#### GIVEN DATA:

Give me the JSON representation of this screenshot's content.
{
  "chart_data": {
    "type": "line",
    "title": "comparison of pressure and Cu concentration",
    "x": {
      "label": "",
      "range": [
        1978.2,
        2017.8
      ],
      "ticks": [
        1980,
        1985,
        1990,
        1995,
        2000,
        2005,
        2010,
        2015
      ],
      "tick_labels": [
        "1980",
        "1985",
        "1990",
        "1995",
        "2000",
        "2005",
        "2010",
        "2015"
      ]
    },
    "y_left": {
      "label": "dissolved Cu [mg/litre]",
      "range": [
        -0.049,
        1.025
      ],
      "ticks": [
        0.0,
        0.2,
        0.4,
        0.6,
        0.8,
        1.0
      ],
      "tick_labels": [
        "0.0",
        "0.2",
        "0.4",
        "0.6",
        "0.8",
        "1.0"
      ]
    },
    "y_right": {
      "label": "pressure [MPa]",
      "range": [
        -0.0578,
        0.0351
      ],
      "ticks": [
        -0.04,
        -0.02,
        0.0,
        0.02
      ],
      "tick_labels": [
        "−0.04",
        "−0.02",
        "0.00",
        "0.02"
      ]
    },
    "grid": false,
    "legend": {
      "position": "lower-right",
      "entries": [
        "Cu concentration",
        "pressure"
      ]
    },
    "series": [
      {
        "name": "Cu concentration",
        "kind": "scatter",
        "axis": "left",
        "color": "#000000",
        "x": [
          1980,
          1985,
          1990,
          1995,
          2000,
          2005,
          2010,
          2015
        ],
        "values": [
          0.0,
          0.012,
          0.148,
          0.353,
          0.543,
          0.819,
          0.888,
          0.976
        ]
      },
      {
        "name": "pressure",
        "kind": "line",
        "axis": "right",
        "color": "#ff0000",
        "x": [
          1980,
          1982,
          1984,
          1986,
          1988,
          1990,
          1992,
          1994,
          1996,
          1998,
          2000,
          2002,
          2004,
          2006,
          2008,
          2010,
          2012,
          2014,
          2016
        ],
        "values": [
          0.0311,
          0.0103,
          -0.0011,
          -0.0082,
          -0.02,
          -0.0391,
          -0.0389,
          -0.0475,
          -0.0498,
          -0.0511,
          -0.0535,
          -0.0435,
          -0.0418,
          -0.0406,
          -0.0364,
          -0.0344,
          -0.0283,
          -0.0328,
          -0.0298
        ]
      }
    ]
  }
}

#### DIRECTIONS FOR THIS TASK:
Your task is to quote the listing above word for word.

#### SOLUTION TO THIS PROBLEM:
Give me the JSON representation of this screenshot's content.
{
  "chart_data": {
    "type": "line",
    "title": "comparison of pressure and Cu concentration",
    "x": {
      "label": "",
      "range": [
        1978.2,
        2017.8
      ],
      "ticks": [
        1980,
        1985,
        1990,
        1995,
        2000,
        2005,
        2010,
        2015
      ],
      "tick_labels": [
        "1980",
        "1985",
        "1990",
        "1995",
        "2000",
        "2005",
        "2010",
        "2015"
      ]
    },
    "y_left": {
      "label": "dissolved Cu [mg/litre]",
      "range": [
        -0.049,
        1.025
      ],
      "ticks": [
        0.0,
        0.2,
        0.4,
        0.6,
        0.8,
        1.0
      ],
      "tick_labels": [
        "0.0",
        "0.2",
        "0.4",
        "0.6",
        "0.8",
        "1.0"
      ]
    },
    "y_right": {
      "label": "pressure [MPa]",
      "range": [
        -0.0578,
        0.0351
      ],
      "ticks": [
        -0.04,
        -0.02,
        0.0,
        0.02
      ],
      "tick_labels": [
        "−0.04",
        "−0.02",
        "0.00",
        "0.02"
      ]
    },
    "grid": false,
    "legend": {
      "position": "lower-right",
      "entries": [
        "Cu concentration",
        "pressure"
      ]
    },
    "series": [
      {
        "name": "Cu concentration",
        "kind": "scatter",
        "axis": "left",
        "color": "#000000",
        "x": [
          1980,
          1985,
          1990,
          1995,
          2000,
          2005,
          2010,
          2015
        ],
        "values": [
          0.0,
          0.012,
          0.148,
          0.353,
          0.543,
          0.819,
          0.888,
          0.976
        ]
      },
      {
        "name": "pressure",
        "kind": "line",
        "axis": "right",
        "color": "#ff0000",
        "x": [
          1980,
          1982,
          1984,
          1986,
          1988,
          1990,
          1992,
          1994,
          1996,
          1998,
          2000,
          2002,
          2004,
          2006,
          2008,
          2010,
          2012,
          2014,
          2016
        ],
        "values": [
          0.0311,
          0.0103,
          -0.0011,
          -0.0082,
          -0.02,
          -0.0391,
          -0.0389,
          -0.0475,
          -0.0498,
          -0.0511,
          -0.0535,
          -0.0435,
          -0.0418,
          -0.0406,
          -0.0364,
          -0.0344,
          -0.0283,
          -0.0328,
          -0.0298
        ]
      }
    ]
  }
}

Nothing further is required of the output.